[PROBLEM STATEMENT] Print all of the data exactly.

==================================================

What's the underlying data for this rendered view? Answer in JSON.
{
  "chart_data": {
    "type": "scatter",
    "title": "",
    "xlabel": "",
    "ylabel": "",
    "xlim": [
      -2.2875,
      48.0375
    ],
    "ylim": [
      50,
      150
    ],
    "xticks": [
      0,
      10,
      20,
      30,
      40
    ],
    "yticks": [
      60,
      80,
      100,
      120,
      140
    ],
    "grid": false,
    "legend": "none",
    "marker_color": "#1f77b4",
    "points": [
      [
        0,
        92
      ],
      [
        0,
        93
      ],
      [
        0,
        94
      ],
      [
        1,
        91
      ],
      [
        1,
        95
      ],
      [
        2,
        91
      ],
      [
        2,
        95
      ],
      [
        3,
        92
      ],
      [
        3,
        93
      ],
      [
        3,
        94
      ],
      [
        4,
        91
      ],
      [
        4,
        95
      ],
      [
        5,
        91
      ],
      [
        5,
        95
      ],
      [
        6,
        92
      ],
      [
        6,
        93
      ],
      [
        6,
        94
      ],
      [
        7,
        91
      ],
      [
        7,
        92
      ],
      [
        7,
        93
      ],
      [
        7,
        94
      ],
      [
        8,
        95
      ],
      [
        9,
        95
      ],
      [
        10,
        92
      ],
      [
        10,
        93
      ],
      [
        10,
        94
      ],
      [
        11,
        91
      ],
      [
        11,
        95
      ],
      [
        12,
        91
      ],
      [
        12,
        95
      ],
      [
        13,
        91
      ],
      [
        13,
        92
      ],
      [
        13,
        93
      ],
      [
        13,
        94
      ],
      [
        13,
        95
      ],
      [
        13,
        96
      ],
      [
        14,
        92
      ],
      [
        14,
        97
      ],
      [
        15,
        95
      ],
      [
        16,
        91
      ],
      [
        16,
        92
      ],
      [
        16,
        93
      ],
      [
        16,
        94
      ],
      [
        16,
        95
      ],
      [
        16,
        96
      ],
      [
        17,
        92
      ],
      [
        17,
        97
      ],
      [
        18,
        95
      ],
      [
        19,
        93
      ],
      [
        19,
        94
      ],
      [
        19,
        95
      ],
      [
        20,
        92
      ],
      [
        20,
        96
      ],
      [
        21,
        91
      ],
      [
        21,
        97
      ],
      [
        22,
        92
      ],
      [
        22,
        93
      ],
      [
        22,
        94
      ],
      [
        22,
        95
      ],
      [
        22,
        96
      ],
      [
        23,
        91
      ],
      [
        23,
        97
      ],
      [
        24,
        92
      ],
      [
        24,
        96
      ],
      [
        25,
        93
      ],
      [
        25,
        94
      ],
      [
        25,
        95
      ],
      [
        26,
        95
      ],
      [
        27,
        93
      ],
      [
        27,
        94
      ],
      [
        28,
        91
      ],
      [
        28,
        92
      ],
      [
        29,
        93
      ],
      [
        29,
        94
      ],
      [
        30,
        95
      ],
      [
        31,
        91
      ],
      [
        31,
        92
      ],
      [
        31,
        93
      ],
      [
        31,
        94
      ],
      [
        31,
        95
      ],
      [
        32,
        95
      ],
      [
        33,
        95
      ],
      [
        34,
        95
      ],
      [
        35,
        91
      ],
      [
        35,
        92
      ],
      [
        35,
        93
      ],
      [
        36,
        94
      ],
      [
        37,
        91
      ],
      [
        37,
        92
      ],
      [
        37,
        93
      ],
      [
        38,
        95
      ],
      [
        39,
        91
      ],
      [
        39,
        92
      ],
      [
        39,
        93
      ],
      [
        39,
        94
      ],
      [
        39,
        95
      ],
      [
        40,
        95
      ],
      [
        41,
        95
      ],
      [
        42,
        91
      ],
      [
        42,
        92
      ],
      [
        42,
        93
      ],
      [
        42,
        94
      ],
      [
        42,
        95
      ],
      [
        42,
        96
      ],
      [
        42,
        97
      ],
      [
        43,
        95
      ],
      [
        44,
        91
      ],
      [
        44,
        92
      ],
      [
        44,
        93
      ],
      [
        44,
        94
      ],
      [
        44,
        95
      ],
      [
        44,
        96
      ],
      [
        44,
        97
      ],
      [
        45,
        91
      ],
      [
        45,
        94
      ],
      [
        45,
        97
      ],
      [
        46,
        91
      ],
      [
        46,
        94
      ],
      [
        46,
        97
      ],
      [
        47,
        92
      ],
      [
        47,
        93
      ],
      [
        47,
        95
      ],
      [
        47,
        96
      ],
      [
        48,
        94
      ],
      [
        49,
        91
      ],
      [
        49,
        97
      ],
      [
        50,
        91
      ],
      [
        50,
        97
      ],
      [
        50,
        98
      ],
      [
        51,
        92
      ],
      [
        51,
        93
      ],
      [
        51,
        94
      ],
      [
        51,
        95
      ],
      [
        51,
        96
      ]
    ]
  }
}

==================================================

[FINISHED EXERCISE]
What's the underlying data for this rendered view? Answer in JSON.
{
  "chart_data": {
    "type": "scatter",
    "title": "",
    "xlabel": "",
    "ylabel": "",
    "xlim": [
      -2.2875,
      48.0375
    ],
    "ylim": [
      50,
      150
    ],
    "xticks": [
      0,
      10,
      20,
      30,
      40
    ],
    "yticks": [
      60,
      80,
      100,
      120,
      140
    ],
    "grid": false,
    "legend": "none",
    "marker_color": "#1f77b4",
    "points": [
      [
        0,
        92
      ],
      [
        0,
        93
      ],
      [
        0,
        94
      ],
      [
        1,
        91
      ],
      [
        1,
        95
      ],
      [
        2,
        91
      ],
      [
        2,
        95
      ],
      [
        3,
        92
      ],
      [
        3,
        93
      ],
      [
        3,
        94
      ],
      [
        4,
        91
      ],
      [
        4,
        95
      ],
      [
        5,
        91
      ],
      [
        5,
        95
      ],
      [
        6,
        92
      ],
      [
        6,
        93
      ],
      [
        6,
        94
      ],
      [
        7,
        91
      ],
      [
        7,
        92
      ],
      [
        7,
        93
      ],
      [
        7,
        94
      ],
      [
        8,
        95
      ],
      [
        9,
        95
      ],
      [
        10,
        92
      ],
      [
        10,
        93
      ],
      [
        10,
        94
      ],
      [
        11,
        91
      ],
      [
        11,
        95
      ],
      [
        12,
        91
      ],
      [
        12,
        95
      ],
      [
        13,
        91
      ],
      [
        13,
        92
      ],
      [
        13,
        93
      ],
      [
        13,
        94
      ],
      [
        13,
        95
      ],
      [
        13,
        96
      ],
      [
        14,
        92
      ],
      [
        14,
        97
      ],
      [
        15,
        95
      ],
      [
        16,
        91
      ],
      [
        16,
        92
      ],
      [
        16,
        93
      ],
      [
        16,
        94
      ],
      [
        16,
        95
      ],
      [
        16,
        96
      ],
      [
        17,
        92
      ],
      [
        17,
        97
      ],
      [
        18,
        95
      ],
      [
        19,
        93
      ],
      [
        19,
        94
      ],
      [
        19,
        95
      ],
      [
        20,
        92
      ],
      [
        20,
        96
      ],
      [
        21,
        91
      ],
      [
        21,
        97
      ],
      [
        22,
        92
      ],
      [
        22,
        93
      ],
      [
        22,
        94
      ],
      [
        22,
        95
      ],
      [
        22,
        96
      ],
      [
        23,
        91
      ],
      [
        23,
        97
      ],
      [
        24,
        92
      ],
      [
        24,
        96
      ],
      [
        25,
        93
      ],
      [
        25,
        94
      ],
      [
        25,
        95
      ],
      [
        26,
        95
      ],
      [
        27,
        93
      ],
      [
        27,
        94
      ],
      [
        28,
        91
      ],
      [
        28,
        92
      ],
      [
        29,
        93
      ],
      [
        29,
        94
      ],
      [
        30,
        95
      ],
      [
        31,
        91
      ],
      [
        31,
        92
      ],
      [
        31,
        93
      ],
      [
        31,
        94
      ],
      [
        31,
        95
      ],
      [
        32,
        95
      ],
      [
        33,
        95
      ],
      [
        34,
        95
      ],
      [
        35,
        91
      ],
      [
        35,
        92
      ],
      [
        35,
        93
      ],
      [
        36,
        94
      ],
      [
        37,
        91
      ],
      [
        37,
        92
      ],
      [
        37,
        93
      ],
      [
        38,
        95
      ],
      [
        39,
        91
      ],
      [
        39,
        92
      ],
      [
        39,
        93
      ],
      [
        39,
        94
      ],
      [
        39,
        95
      ],
      [
        40,
        95
      ],
      [
        41,
        95
      ],
      [
        42,
        91
      ],
      [
        42,
        92
      ],
      [
        42,
        93
      ],
      [
        42,
        94
      ],
      [
        42,
        95
      ],
      [
        42,
        96
      ],
      [
        42,
        97
      ],
      [
        43,
        95
      ],
      [
        44,
        91
      ],
      [
        44,
        92
      ],
      [
        44,
        93
      ],
      [
        44,
        94
      ],
      [
        44,
        95
      ],
      [
        44,
        96
      ],
      [
        44,
        97
      ],
      [
        45,
        91
      ],
      [
        45,
        94
      ],
      [
        45,
        97
      ],
      [
        46,
        91
      ],
      [
        46,
        94
      ],
      [
        46,
        97
      ],
      [
        47,
        92
      ],
      [
        47,
        93
      ],
      [
        47,
        95
      ],
      [
        47,
        96
      ],
      [
        48,
        94
      ],
      [
        49,
        91
      ],
      [
        49,
        97
      ],
      [
        50,
        91
      ],
      [
        50,
        97
      ],
      [
        50,
        98
      ],
      [
        51,
        92
      ],
      [
        51,
        93
      ],
      [
        51,
        94
      ],
      [
        51,
        95
      ],
      [
        51,
        96
      ]
    ]
  }
}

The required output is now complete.